Provided information -
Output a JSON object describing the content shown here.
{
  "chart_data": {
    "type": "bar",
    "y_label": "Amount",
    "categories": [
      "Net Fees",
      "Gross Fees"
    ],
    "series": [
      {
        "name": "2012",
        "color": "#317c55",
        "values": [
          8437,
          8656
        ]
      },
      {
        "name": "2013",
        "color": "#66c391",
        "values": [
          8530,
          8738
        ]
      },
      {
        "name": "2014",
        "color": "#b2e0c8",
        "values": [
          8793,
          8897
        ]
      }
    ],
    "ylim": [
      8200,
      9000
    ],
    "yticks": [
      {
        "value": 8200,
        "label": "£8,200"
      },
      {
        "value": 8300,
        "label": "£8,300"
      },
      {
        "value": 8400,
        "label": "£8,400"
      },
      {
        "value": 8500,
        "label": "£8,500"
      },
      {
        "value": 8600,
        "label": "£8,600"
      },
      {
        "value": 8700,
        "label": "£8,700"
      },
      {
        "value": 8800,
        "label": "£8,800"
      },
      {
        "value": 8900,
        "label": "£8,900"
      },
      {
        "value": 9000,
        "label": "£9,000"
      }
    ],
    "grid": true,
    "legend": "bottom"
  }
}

Task instructions - Retype the data in full and match it exactly.

Result -
Output a JSON object describing the content shown here.
{
  "chart_data": {
    "type": "bar",
    "y_label": "Amount",
    "categories": [
      "Net Fees",
      "Gross Fees"
    ],
    "series": [
      {
        "name": "2012",
        "color": "#317c55",
        "values": [
          8437,
          8656
        ]
      },
      {
        "name": "2013",
        "color": "#66c391",
        "values": [
          8530,
          8738
        ]
      },
      {
        "name": "2014",
        "color": "#b2e0c8",
        "values": [
          8793,
          8897
        ]
      }
    ],
    "ylim": [
      8200,
      9000
    ],
    "yticks": [
      {
        "value": 8200,
        "label": "£8,200"
      },
      {
        "value": 8300,
        "label": "£8,300"
      },
      {
        "value": 8400,
        "label": "£8,400"
      },
      {
        "value": 8500,
        "label": "£8,500"
      },
      {
        "value": 8600,
        "label": "£8,600"
      },
      {
        "value": 8700,
        "label": "£8,700"
      },
      {
        "value": 8800,
        "label": "£8,800"
      },
      {
        "value": 8900,
        "label": "£8,900"
      },
      {
        "value": 9000,
        "label": "£9,000"
      }
    ],
    "grid": true,
    "legend": "bottom"
  }
}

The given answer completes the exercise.